_GIVEN INSTRUCTION_:
The records below must be transcribed exactly. Do not include the pictures.

[Saved entries]
▼

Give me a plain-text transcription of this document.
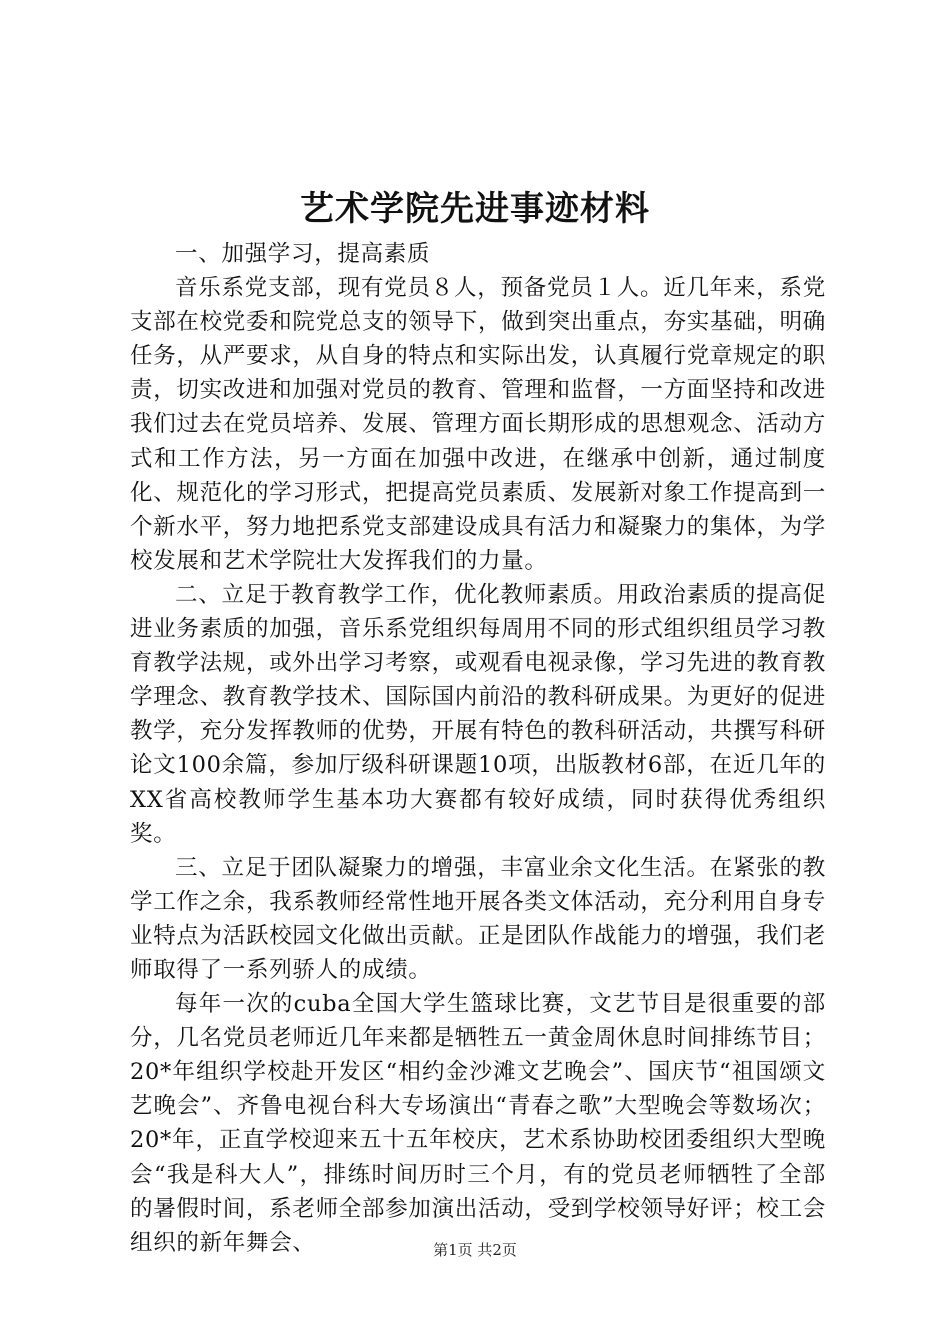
艺术学院先进事迹材料

一、加强学习，提高素质

音乐系党支部，现有党员８人，预备党员１人。近几年来，系党支部在校党委和院党总支的领导下，做到突出重点，夯实基础，明确任务，从严要求，从自身的特点和实际出发，认真履行党章规定的职责，切实改进和加强对党员的教育、管理和监督，一方面坚持和改进我们过去在党员培养、发展、管理方面长期形成的思想观念、活动方式和工作方法，另一方面在加强中改进，在继承中创新，通过制度化、规范化的学习形式，把提高党员素质、发展新对象工作提高到一个新水平，努力地把系党支部建设成具有活力和凝聚力的集体，为学校发展和艺术学院壮大发挥我们的力量。

二、立足于教育教学工作，优化教师素质。用政治素质的提高促进业务素质的加强，音乐系党组织每周用不同的形式组织组员学习教育教学法规，或外出学习考察，或观看电视录像，学习先进的教育教学理念、教育教学技术、国际国内前沿的教科研成果。为更好的促进教学，充分发挥教师的优势，开展有特色的教科研活动，共撰写科研论文100余篇，参加厅级科研课题10项，出版教材6部，在近几年的XX省高校教师学生基本功大赛都有较好成绩，同时获得优秀组织奖。

三、立足于团队凝聚力的增强，丰富业余文化生活。在紧张的教学工作之余，我系教师经常性地开展各类文体活动，充分利用自身专业特点为活跃校园文化做出贡献。正是团队作战能力的增强，我们老师取得了一系列骄人的成绩。

每年一次的cuba全国大学生篮球比赛，文艺节目是很重要的部分，几名党员老师近几年来都是牺牲五一黄金周休息时间排练节目；20*年组织学校赴开发区“相约金沙滩文艺晚会”、国庆节“祖国颂文艺晚会”、齐鲁电视台科大专场演出“青春之歌”大型晚会等数场次；20*年，正直学校迎来五十五年校庆，艺术系协助校团委组织大型晚会“我是科大人”，排练时间历时三个月，有的党员老师牺牲了全部的暑假时间，系老师全部参加演出活动，受到学校领导好评；校工会组织的新年舞会、	第1页 共2页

▲

_WRITTEN SOLUTION_:
Give me a plain-text transcription of this document.
艺术学院先进事迹材料

一、加强学习，提高素质

音乐系党支部，现有党员８人，预备党员１人。近几年来，系党支部在校党委和院党总支的领导下，做到突出重点，夯实基础，明确任务，从严要求，从自身的特点和实际出发，认真履行党章规定的职责，切实改进和加强对党员的教育、管理和监督，一方面坚持和改进我们过去在党员培养、发展、管理方面长期形成的思想观念、活动方式和工作方法，另一方面在加强中改进，在继承中创新，通过制度化、规范化的学习形式，把提高党员素质、发展新对象工作提高到一个新水平，努力地把系党支部建设成具有活力和凝聚力的集体，为学校发展和艺术学院壮大发挥我们的力量。

二、立足于教育教学工作，优化教师素质。用政治素质的提高促进业务素质的加强，音乐系党组织每周用不同的形式组织组员学习教育教学法规，或外出学习考察，或观看电视录像，学习先进的教育教学理念、教育教学技术、国际国内前沿的教科研成果。为更好的促进教学，充分发挥教师的优势，开展有特色的教科研活动，共撰写科研论文100余篇，参加厅级科研课题10项，出版教材6部，在近几年的XX省高校教师学生基本功大赛都有较好成绩，同时获得优秀组织奖。

三、立足于团队凝聚力的增强，丰富业余文化生活。在紧张的教学工作之余，我系教师经常性地开展各类文体活动，充分利用自身专业特点为活跃校园文化做出贡献。正是团队作战能力的增强，我们老师取得了一系列骄人的成绩。

每年一次的cuba全国大学生篮球比赛，文艺节目是很重要的部分，几名党员老师近几年来都是牺牲五一黄金周休息时间排练节目；20*年组织学校赴开发区“相约金沙滩文艺晚会”、国庆节“祖国颂文艺晚会”、齐鲁电视台科大专场演出“青春之歌”大型晚会等数场次；20*年，正直学校迎来五十五年校庆，艺术系协助校团委组织大型晚会“我是科大人”，排练时间历时三个月，有的党员老师牺牲了全部的暑假时间，系老师全部参加演出活动，受到学校领导好评；校工会组织的新年舞会、	第1页 共2页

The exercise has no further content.